===== Available records =====

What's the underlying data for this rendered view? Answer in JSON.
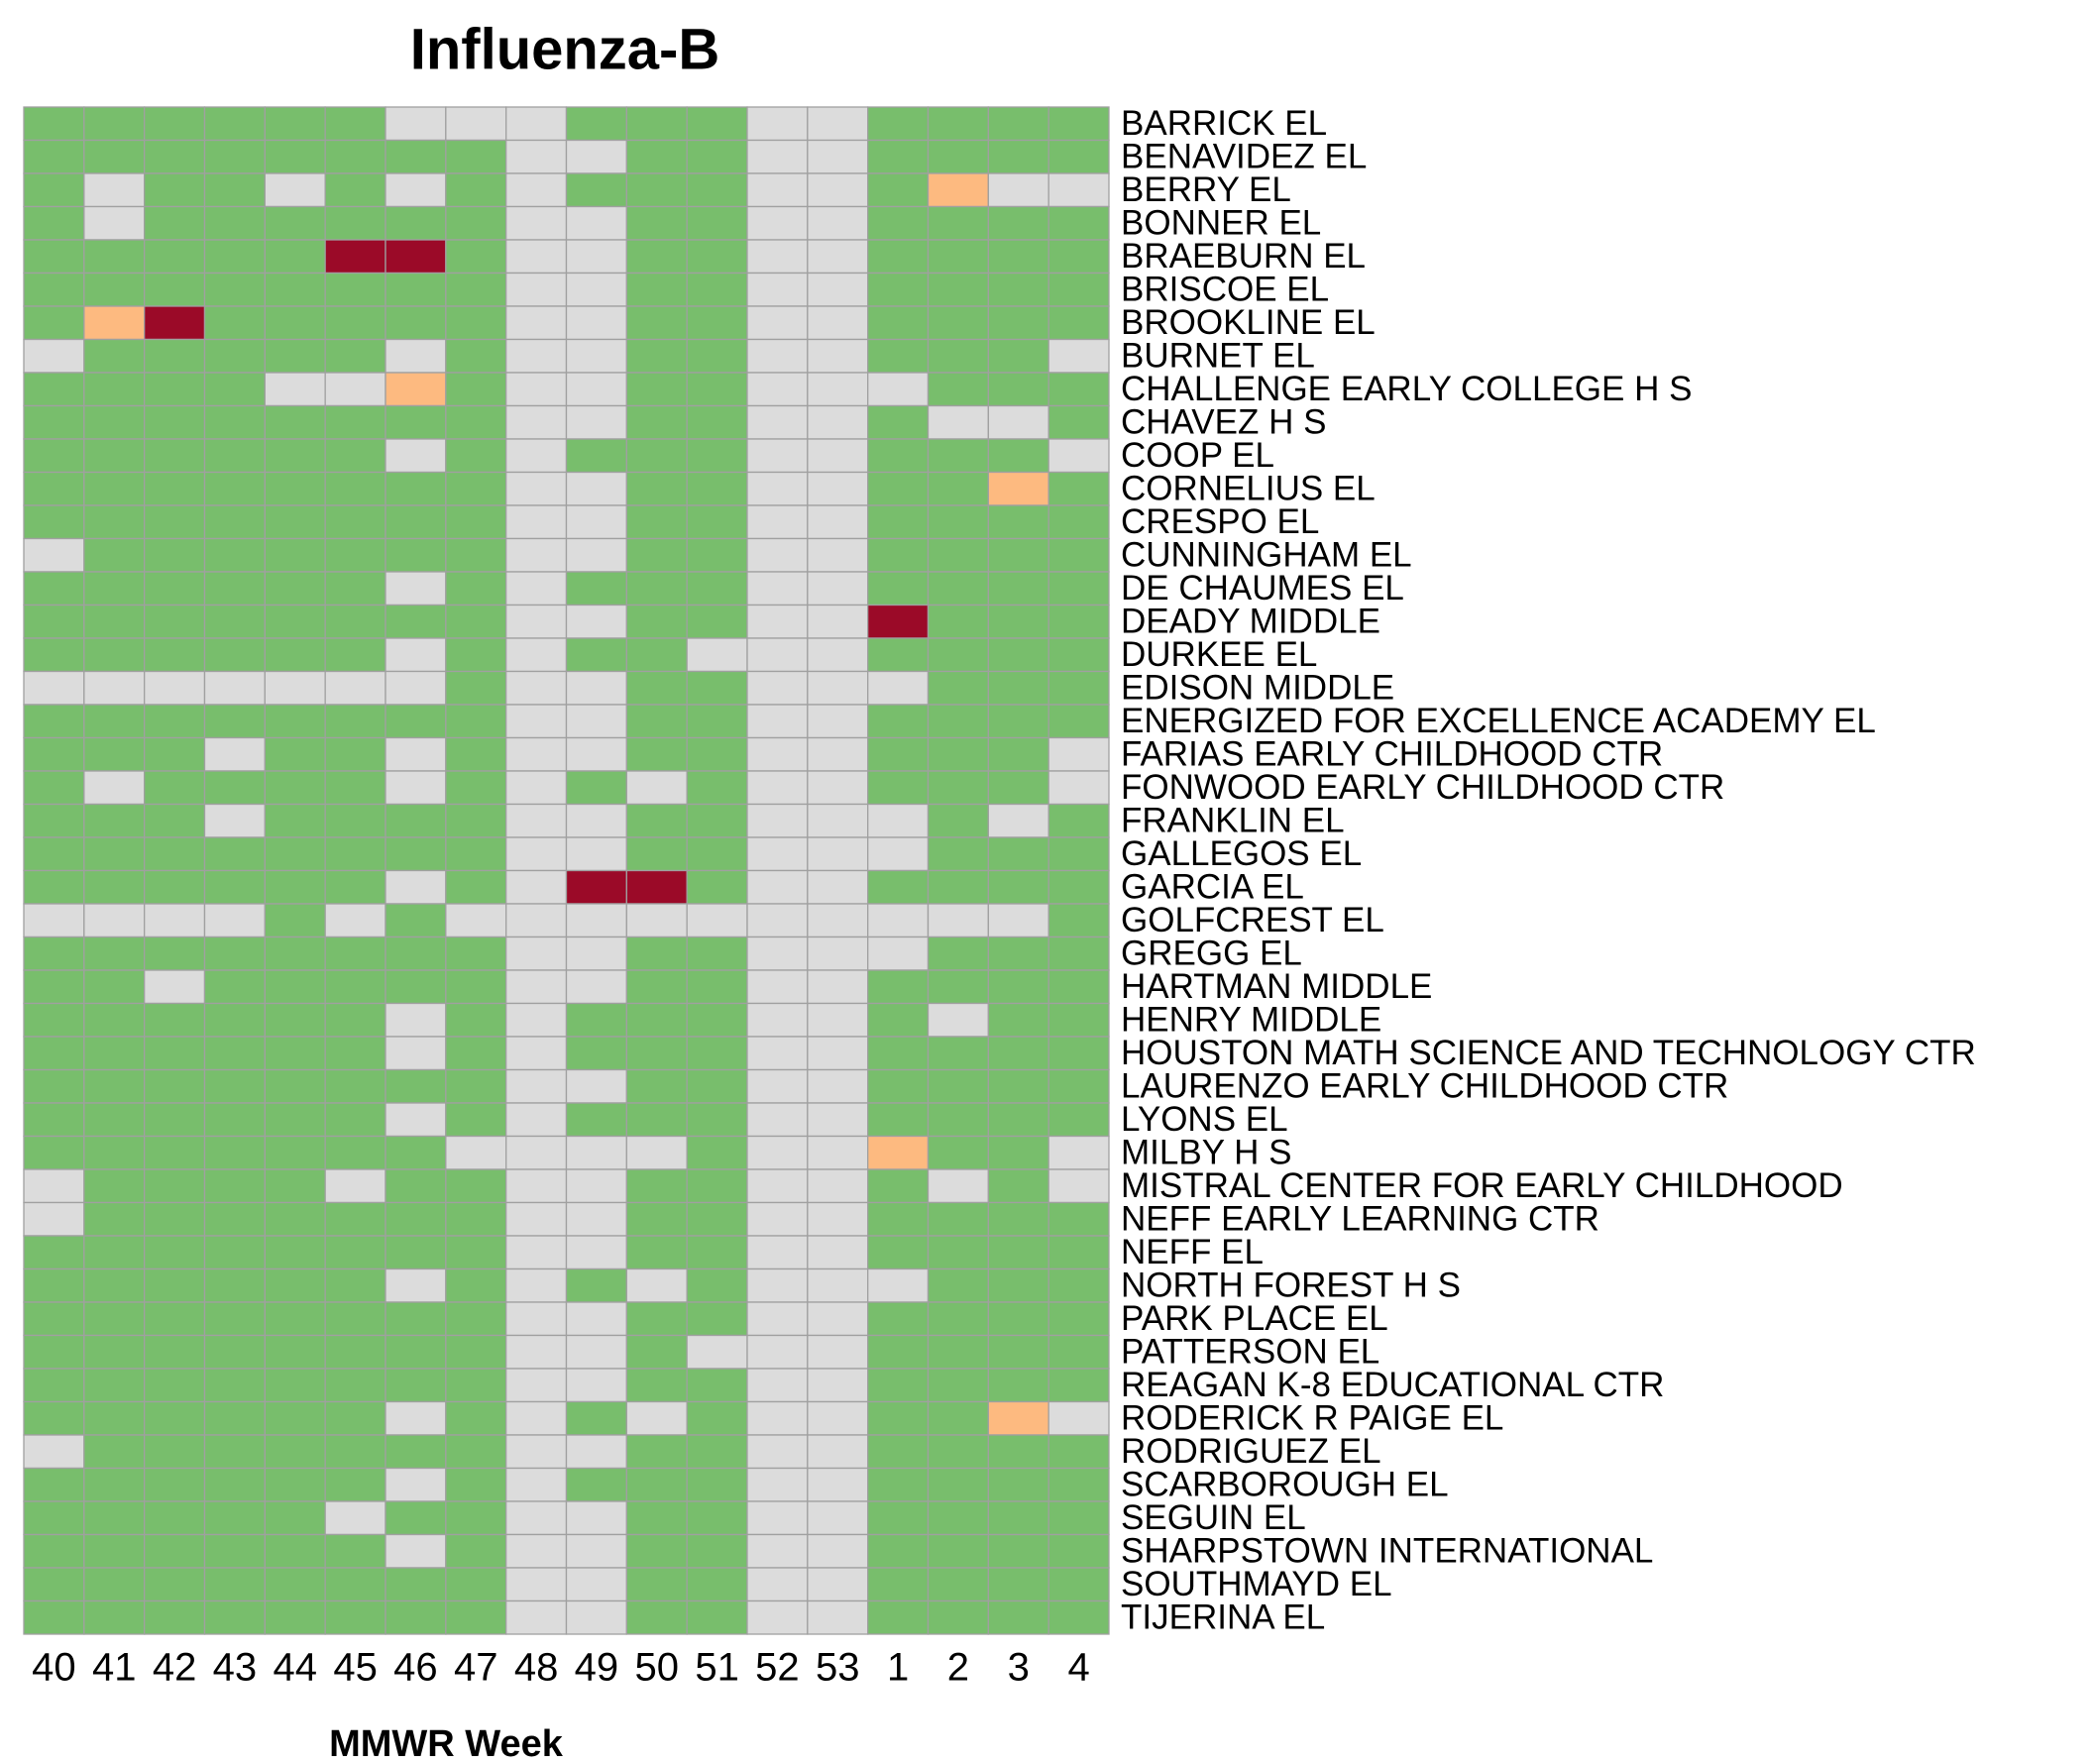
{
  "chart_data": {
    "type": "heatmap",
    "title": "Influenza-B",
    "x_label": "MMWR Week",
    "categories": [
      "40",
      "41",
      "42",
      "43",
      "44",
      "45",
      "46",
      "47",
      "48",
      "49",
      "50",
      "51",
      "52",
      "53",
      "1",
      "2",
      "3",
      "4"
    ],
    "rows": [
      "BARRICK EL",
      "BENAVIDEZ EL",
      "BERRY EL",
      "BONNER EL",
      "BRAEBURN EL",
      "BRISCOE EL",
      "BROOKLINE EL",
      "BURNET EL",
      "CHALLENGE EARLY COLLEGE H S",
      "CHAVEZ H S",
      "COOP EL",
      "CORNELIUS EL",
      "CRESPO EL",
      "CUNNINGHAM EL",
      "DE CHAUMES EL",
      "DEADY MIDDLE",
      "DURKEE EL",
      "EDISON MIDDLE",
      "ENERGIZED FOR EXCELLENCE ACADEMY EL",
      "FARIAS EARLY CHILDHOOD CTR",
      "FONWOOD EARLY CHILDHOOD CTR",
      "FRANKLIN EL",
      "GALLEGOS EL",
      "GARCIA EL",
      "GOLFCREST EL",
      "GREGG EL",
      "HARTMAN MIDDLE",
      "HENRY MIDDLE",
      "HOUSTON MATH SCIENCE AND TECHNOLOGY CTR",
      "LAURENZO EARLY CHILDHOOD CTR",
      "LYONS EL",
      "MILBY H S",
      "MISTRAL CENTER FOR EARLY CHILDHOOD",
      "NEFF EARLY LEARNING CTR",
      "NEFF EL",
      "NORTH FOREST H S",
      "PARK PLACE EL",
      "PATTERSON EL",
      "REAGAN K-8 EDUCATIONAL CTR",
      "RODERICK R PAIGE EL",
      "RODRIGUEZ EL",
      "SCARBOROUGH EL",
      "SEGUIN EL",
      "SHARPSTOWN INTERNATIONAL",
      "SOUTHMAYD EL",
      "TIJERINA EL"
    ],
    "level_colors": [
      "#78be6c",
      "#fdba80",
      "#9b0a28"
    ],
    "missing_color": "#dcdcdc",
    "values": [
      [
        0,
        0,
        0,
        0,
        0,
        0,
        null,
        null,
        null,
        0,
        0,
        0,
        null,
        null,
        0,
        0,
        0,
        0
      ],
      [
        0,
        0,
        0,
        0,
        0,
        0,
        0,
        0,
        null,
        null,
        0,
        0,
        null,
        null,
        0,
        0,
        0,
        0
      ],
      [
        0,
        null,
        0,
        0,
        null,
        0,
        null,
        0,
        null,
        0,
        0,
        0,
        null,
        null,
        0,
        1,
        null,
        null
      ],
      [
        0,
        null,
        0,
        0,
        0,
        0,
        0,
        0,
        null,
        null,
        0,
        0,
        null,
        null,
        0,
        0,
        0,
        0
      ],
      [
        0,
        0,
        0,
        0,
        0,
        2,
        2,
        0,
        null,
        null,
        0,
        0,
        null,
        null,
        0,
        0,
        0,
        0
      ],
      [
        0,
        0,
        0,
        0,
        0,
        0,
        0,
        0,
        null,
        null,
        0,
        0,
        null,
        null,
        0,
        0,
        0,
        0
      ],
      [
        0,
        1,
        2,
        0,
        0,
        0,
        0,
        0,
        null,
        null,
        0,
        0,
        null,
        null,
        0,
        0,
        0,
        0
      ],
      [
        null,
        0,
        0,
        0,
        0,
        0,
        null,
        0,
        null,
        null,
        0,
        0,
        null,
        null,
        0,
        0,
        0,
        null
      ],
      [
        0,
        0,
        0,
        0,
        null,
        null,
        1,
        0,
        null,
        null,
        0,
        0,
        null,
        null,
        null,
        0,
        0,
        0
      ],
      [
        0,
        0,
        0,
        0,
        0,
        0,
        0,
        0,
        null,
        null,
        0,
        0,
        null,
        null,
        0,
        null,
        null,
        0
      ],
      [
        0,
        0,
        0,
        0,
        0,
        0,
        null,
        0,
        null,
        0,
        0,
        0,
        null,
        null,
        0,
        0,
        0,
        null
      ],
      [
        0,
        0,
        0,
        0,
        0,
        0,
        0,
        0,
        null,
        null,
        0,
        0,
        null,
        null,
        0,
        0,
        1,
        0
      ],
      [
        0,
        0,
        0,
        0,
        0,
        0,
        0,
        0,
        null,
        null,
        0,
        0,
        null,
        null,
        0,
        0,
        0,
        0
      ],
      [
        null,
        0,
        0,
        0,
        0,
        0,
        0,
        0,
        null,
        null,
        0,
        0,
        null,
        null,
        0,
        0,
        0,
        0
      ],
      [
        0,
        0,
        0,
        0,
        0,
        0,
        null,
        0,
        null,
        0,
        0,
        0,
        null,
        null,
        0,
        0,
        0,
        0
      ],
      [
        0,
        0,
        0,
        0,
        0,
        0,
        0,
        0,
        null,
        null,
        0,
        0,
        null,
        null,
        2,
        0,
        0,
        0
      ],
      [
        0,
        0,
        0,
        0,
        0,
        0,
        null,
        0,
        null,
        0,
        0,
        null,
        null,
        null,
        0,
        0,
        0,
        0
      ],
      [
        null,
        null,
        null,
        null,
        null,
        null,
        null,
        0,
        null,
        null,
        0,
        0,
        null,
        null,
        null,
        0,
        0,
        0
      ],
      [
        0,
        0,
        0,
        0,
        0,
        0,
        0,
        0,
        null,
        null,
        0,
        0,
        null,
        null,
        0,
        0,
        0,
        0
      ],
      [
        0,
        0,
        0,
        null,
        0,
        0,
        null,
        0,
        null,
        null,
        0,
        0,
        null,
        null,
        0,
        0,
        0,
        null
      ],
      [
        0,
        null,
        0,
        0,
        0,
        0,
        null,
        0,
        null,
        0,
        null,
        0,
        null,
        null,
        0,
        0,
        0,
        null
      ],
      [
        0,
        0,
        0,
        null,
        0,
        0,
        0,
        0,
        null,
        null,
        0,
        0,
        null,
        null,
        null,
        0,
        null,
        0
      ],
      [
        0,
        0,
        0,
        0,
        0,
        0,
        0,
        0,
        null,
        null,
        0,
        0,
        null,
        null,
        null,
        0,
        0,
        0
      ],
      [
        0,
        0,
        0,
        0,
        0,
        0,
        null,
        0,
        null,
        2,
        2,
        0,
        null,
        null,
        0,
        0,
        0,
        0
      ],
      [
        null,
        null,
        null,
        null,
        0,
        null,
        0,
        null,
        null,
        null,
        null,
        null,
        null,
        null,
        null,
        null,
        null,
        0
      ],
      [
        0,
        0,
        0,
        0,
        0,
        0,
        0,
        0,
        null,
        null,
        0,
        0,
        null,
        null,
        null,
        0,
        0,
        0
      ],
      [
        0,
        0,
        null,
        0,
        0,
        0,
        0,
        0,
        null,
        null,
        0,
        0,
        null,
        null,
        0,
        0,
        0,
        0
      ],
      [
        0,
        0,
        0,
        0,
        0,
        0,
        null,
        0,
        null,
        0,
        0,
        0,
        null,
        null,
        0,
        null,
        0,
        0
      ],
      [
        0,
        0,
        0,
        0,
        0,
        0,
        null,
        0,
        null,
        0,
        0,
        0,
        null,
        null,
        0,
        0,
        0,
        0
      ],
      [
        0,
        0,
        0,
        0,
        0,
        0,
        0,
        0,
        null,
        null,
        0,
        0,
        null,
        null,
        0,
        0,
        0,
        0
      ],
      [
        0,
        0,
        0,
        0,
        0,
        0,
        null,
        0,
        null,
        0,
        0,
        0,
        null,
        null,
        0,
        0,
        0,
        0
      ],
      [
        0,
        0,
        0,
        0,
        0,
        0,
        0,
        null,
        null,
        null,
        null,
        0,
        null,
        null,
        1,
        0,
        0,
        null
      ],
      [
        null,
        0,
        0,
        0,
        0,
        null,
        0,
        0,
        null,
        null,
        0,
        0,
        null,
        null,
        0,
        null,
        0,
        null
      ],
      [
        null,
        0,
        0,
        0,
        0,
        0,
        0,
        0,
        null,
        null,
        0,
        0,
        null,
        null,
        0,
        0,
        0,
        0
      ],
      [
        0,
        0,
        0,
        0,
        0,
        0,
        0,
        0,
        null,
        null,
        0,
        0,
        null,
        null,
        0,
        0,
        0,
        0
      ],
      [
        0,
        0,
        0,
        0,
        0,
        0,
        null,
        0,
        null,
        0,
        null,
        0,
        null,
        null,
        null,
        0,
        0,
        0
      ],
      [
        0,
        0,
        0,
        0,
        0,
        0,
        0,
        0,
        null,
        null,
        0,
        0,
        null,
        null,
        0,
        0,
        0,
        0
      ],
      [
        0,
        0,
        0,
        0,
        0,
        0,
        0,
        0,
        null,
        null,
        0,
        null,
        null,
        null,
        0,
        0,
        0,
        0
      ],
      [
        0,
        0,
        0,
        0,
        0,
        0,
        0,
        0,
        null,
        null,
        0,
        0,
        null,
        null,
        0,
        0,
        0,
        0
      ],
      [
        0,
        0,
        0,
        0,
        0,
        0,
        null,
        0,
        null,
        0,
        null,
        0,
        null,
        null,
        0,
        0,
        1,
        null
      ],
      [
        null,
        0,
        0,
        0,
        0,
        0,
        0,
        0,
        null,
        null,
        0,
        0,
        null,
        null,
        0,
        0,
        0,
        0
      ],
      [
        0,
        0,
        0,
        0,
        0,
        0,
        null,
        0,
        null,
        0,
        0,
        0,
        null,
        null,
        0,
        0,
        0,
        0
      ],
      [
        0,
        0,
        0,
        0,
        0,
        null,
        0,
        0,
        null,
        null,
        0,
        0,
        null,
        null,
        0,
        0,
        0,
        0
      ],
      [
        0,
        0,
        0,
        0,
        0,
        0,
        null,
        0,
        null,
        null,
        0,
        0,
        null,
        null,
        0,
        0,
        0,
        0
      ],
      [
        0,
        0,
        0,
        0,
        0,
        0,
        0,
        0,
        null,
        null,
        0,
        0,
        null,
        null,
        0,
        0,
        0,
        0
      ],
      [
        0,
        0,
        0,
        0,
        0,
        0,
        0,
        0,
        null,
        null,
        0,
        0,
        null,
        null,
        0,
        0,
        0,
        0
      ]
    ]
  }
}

=====

[Task statement]: Identify every line above that includes the word "EARLY", and show those lines.

[Response for this exercise]:
      "CHALLENGE EARLY COLLEGE H S",
      "FARIAS EARLY CHILDHOOD CTR",
      "FONWOOD EARLY CHILDHOOD CTR",
      "LAURENZO EARLY CHILDHOOD CTR",
      "MISTRAL CENTER FOR EARLY CHILDHOOD",
      "NEFF EARLY LEARNING CTR",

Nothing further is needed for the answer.